## Start INPUT ROWS
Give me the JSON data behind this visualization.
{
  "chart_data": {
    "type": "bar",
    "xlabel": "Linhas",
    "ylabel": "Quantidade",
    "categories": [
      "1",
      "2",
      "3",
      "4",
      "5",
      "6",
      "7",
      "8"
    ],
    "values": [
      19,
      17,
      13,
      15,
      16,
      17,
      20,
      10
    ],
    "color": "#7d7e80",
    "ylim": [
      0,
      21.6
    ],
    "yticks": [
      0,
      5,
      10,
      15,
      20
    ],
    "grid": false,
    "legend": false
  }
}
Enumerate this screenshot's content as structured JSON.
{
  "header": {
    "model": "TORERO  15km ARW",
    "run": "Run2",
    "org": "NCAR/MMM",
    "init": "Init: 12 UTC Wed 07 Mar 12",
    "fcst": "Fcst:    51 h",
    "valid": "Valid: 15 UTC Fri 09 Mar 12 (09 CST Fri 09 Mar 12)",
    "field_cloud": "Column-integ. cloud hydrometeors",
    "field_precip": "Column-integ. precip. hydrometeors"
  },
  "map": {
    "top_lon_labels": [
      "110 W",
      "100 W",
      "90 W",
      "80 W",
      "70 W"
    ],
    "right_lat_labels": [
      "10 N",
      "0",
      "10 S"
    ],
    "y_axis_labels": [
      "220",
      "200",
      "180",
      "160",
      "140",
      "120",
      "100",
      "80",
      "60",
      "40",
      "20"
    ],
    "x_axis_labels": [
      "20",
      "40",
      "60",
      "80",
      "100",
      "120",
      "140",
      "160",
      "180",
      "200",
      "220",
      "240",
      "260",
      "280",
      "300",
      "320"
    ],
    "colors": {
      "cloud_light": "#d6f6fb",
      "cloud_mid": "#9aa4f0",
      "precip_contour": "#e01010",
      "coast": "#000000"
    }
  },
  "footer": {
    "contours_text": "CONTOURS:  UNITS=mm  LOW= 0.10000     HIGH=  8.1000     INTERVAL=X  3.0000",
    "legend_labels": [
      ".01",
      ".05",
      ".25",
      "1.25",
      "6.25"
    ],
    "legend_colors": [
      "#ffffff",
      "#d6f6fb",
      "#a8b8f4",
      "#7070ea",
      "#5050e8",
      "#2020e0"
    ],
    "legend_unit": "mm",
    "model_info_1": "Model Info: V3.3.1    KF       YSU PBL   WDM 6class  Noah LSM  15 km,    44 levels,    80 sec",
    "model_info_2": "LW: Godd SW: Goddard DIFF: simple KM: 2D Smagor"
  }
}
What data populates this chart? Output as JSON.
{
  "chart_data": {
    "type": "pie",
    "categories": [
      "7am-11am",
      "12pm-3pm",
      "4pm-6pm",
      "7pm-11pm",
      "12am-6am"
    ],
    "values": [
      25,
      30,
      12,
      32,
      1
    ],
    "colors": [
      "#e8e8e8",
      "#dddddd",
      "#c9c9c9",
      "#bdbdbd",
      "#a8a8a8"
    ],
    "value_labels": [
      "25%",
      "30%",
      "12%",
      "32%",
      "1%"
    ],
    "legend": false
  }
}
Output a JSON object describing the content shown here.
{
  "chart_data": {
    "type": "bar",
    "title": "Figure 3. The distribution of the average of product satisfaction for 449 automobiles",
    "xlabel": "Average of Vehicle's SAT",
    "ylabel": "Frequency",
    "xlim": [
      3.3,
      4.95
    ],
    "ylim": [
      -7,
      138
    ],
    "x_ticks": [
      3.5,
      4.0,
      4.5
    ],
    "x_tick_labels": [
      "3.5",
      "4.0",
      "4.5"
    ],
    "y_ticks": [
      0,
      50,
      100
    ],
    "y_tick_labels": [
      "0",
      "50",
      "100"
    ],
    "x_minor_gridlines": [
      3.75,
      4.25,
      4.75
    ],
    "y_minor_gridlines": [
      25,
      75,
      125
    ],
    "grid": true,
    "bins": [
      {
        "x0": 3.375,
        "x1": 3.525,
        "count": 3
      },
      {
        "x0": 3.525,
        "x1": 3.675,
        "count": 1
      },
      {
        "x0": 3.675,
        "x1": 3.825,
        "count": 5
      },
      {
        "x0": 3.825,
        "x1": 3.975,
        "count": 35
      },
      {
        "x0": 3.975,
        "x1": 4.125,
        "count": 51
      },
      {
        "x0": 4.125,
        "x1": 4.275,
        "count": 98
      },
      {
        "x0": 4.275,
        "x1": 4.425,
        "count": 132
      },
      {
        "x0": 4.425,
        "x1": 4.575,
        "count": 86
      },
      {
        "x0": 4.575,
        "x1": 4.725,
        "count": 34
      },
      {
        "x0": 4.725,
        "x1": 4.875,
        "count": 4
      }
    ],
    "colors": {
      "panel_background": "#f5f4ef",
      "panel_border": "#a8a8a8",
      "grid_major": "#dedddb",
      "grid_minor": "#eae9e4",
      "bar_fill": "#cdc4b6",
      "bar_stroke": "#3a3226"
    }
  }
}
## End INPUT ROWS
* TASK DETAILS
Repeat the records above in full, character for character.

* OUTPUT BELOW
Give me the JSON data behind this visualization.
{
  "chart_data": {
    "type": "bar",
    "xlabel": "Linhas",
    "ylabel": "Quantidade",
    "categories": [
      "1",
      "2",
      "3",
      "4",
      "5",
      "6",
      "7",
      "8"
    ],
    "values": [
      19,
      17,
      13,
      15,
      16,
      17,
      20,
      10
    ],
    "color": "#7d7e80",
    "ylim": [
      0,
      21.6
    ],
    "yticks": [
      0,
      5,
      10,
      15,
      20
    ],
    "grid": false,
    "legend": false
  }
}
Enumerate this screenshot's content as structured JSON.
{
  "header": {
    "model": "TORERO  15km ARW",
    "run": "Run2",
    "org": "NCAR/MMM",
    "init": "Init: 12 UTC Wed 07 Mar 12",
    "fcst": "Fcst:    51 h",
    "valid": "Valid: 15 UTC Fri 09 Mar 12 (09 CST Fri 09 Mar 12)",
    "field_cloud": "Column-integ. cloud hydrometeors",
    "field_precip": "Column-integ. precip. hydrometeors"
  },
  "map": {
    "top_lon_labels": [
      "110 W",
      "100 W",
      "90 W",
      "80 W",
      "70 W"
    ],
    "right_lat_labels": [
      "10 N",
      "0",
      "10 S"
    ],
    "y_axis_labels": [
      "220",
      "200",
      "180",
      "160",
      "140",
      "120",
      "100",
      "80",
      "60",
      "40",
      "20"
    ],
    "x_axis_labels": [
      "20",
      "40",
      "60",
      "80",
      "100",
      "120",
      "140",
      "160",
      "180",
      "200",
      "220",
      "240",
      "260",
      "280",
      "300",
      "320"
    ],
    "colors": {
      "cloud_light": "#d6f6fb",
      "cloud_mid": "#9aa4f0",
      "precip_contour": "#e01010",
      "coast": "#000000"
    }
  },
  "footer": {
    "contours_text": "CONTOURS:  UNITS=mm  LOW= 0.10000     HIGH=  8.1000     INTERVAL=X  3.0000",
    "legend_labels": [
      ".01",
      ".05",
      ".25",
      "1.25",
      "6.25"
    ],
    "legend_colors": [
      "#ffffff",
      "#d6f6fb",
      "#a8b8f4",
      "#7070ea",
      "#5050e8",
      "#2020e0"
    ],
    "legend_unit": "mm",
    "model_info_1": "Model Info: V3.3.1    KF       YSU PBL   WDM 6class  Noah LSM  15 km,    44 levels,    80 sec",
    "model_info_2": "LW: Godd SW: Goddard DIFF: simple KM: 2D Smagor"
  }
}
What data populates this chart? Output as JSON.
{
  "chart_data": {
    "type": "pie",
    "categories": [
      "7am-11am",
      "12pm-3pm",
      "4pm-6pm",
      "7pm-11pm",
      "12am-6am"
    ],
    "values": [
      25,
      30,
      12,
      32,
      1
    ],
    "colors": [
      "#e8e8e8",
      "#dddddd",
      "#c9c9c9",
      "#bdbdbd",
      "#a8a8a8"
    ],
    "value_labels": [
      "25%",
      "30%",
      "12%",
      "32%",
      "1%"
    ],
    "legend": false
  }
}
Output a JSON object describing the content shown here.
{
  "chart_data": {
    "type": "bar",
    "title": "Figure 3. The distribution of the average of product satisfaction for 449 automobiles",
    "xlabel": "Average of Vehicle's SAT",
    "ylabel": "Frequency",
    "xlim": [
      3.3,
      4.95
    ],
    "ylim": [
      -7,
      138
    ],
    "x_ticks": [
      3.5,
      4.0,
      4.5
    ],
    "x_tick_labels": [
      "3.5",
      "4.0",
      "4.5"
    ],
    "y_ticks": [
      0,
      50,
      100
    ],
    "y_tick_labels": [
      "0",
      "50",
      "100"
    ],
    "x_minor_gridlines": [
      3.75,
      4.25,
      4.75
    ],
    "y_minor_gridlines": [
      25,
      75,
      125
    ],
    "grid": true,
    "bins": [
      {
        "x0": 3.375,
        "x1": 3.525,
        "count": 3
      },
      {
        "x0": 3.525,
        "x1": 3.675,
        "count": 1
      },
      {
        "x0": 3.675,
        "x1": 3.825,
        "count": 5
      },
      {
        "x0": 3.825,
        "x1": 3.975,
        "count": 35
      },
      {
        "x0": 3.975,
        "x1": 4.125,
        "count": 51
      },
      {
        "x0": 4.125,
        "x1": 4.275,
        "count": 98
      },
      {
        "x0": 4.275,
        "x1": 4.425,
        "count": 132
      },
      {
        "x0": 4.425,
        "x1": 4.575,
        "count": 86
      },
      {
        "x0": 4.575,
        "x1": 4.725,
        "count": 34
      },
      {
        "x0": 4.725,
        "x1": 4.875,
        "count": 4
      }
    ],
    "colors": {
      "panel_background": "#f5f4ef",
      "panel_border": "#a8a8a8",
      "grid_major": "#dedddb",
      "grid_minor": "#eae9e4",
      "bar_fill": "#cdc4b6",
      "bar_stroke": "#3a3226"
    }
  }
}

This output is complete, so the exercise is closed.